◆ Direction:
Set down all of the data that follows word for word, without the images.

◆ Task input:

+ + + + +

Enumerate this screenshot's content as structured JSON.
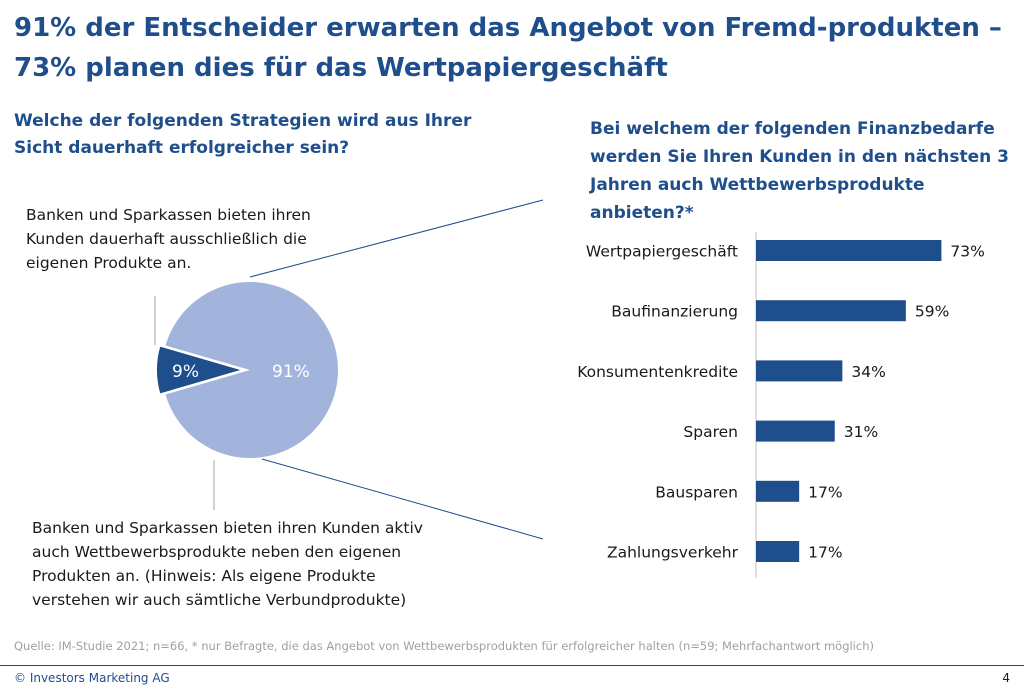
{
  "slide": {
    "title": "91% der Entscheider erwarten das Angebot von Fremd-produkten – 73% planen dies für das Wertpapiergeschäft",
    "question_left": "Welche der folgenden Strategien wird aus Ihrer Sicht dauerhaft erfolgreicher sein?",
    "question_right": "Bei welchem der folgenden Finanzbedarfe werden Sie Ihren Kunden in den nächsten 3 Jahren auch Wettbewerbsprodukte anbieten?*",
    "source": "Quelle: IM-Studie 2021; n=66, * nur Befragte, die das Angebot von Wettbewerbsprodukten für erfolgreicher halten (n=59; Mehrfachantwort möglich)",
    "copyright": "© Investors Marketing AG",
    "page_number": "4"
  },
  "colors": {
    "title": "#1f4e8c",
    "pie_large": "#a3b4dc",
    "pie_small": "#1f4e8c",
    "bar": "#1f4e8c",
    "connector": "#1f4e8c"
  },
  "chart_data": [
    {
      "type": "pie",
      "slices": [
        {
          "label": "Banken und Sparkassen bieten ihren Kunden dauerhaft ausschließlich die eigenen Produkte an.",
          "value": 9,
          "value_label": "9%",
          "color": "#1f4e8c"
        },
        {
          "label": "Banken und Sparkassen bieten ihren Kunden aktiv auch Wettbewerbsprodukte neben den eigenen Produkten an. (Hinweis: Als eigene Produkte verstehen wir auch sämtliche Verbundprodukte)",
          "value": 91,
          "value_label": "91%",
          "color": "#a3b4dc"
        }
      ]
    },
    {
      "type": "bar",
      "orientation": "horizontal",
      "categories": [
        "Wertpapiergeschäft",
        "Baufinanzierung",
        "Konsumentenkredite",
        "Sparen",
        "Bausparen",
        "Zahlungsverkehr"
      ],
      "values": [
        73,
        59,
        34,
        31,
        17,
        17
      ],
      "value_labels": [
        "73%",
        "59%",
        "34%",
        "31%",
        "17%",
        "17%"
      ],
      "xlim": [
        0,
        100
      ]
    }
  ]
}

+ + + + +

◆ The completed task:
Enumerate this screenshot's content as structured JSON.
{
  "slide": {
    "title": "91% der Entscheider erwarten das Angebot von Fremd-produkten – 73% planen dies für das Wertpapiergeschäft",
    "question_left": "Welche der folgenden Strategien wird aus Ihrer Sicht dauerhaft erfolgreicher sein?",
    "question_right": "Bei welchem der folgenden Finanzbedarfe werden Sie Ihren Kunden in den nächsten 3 Jahren auch Wettbewerbsprodukte anbieten?*",
    "source": "Quelle: IM-Studie 2021; n=66, * nur Befragte, die das Angebot von Wettbewerbsprodukten für erfolgreicher halten (n=59; Mehrfachantwort möglich)",
    "copyright": "© Investors Marketing AG",
    "page_number": "4"
  },
  "colors": {
    "title": "#1f4e8c",
    "pie_large": "#a3b4dc",
    "pie_small": "#1f4e8c",
    "bar": "#1f4e8c",
    "connector": "#1f4e8c"
  },
  "chart_data": [
    {
      "type": "pie",
      "slices": [
        {
          "label": "Banken und Sparkassen bieten ihren Kunden dauerhaft ausschließlich die eigenen Produkte an.",
          "value": 9,
          "value_label": "9%",
          "color": "#1f4e8c"
        },
        {
          "label": "Banken und Sparkassen bieten ihren Kunden aktiv auch Wettbewerbsprodukte neben den eigenen Produkten an. (Hinweis: Als eigene Produkte verstehen wir auch sämtliche Verbundprodukte)",
          "value": 91,
          "value_label": "91%",
          "color": "#a3b4dc"
        }
      ]
    },
    {
      "type": "bar",
      "orientation": "horizontal",
      "categories": [
        "Wertpapiergeschäft",
        "Baufinanzierung",
        "Konsumentenkredite",
        "Sparen",
        "Bausparen",
        "Zahlungsverkehr"
      ],
      "values": [
        73,
        59,
        34,
        31,
        17,
        17
      ],
      "value_labels": [
        "73%",
        "59%",
        "34%",
        "31%",
        "17%",
        "17%"
      ],
      "xlim": [
        0,
        100
      ]
    }
  ]
}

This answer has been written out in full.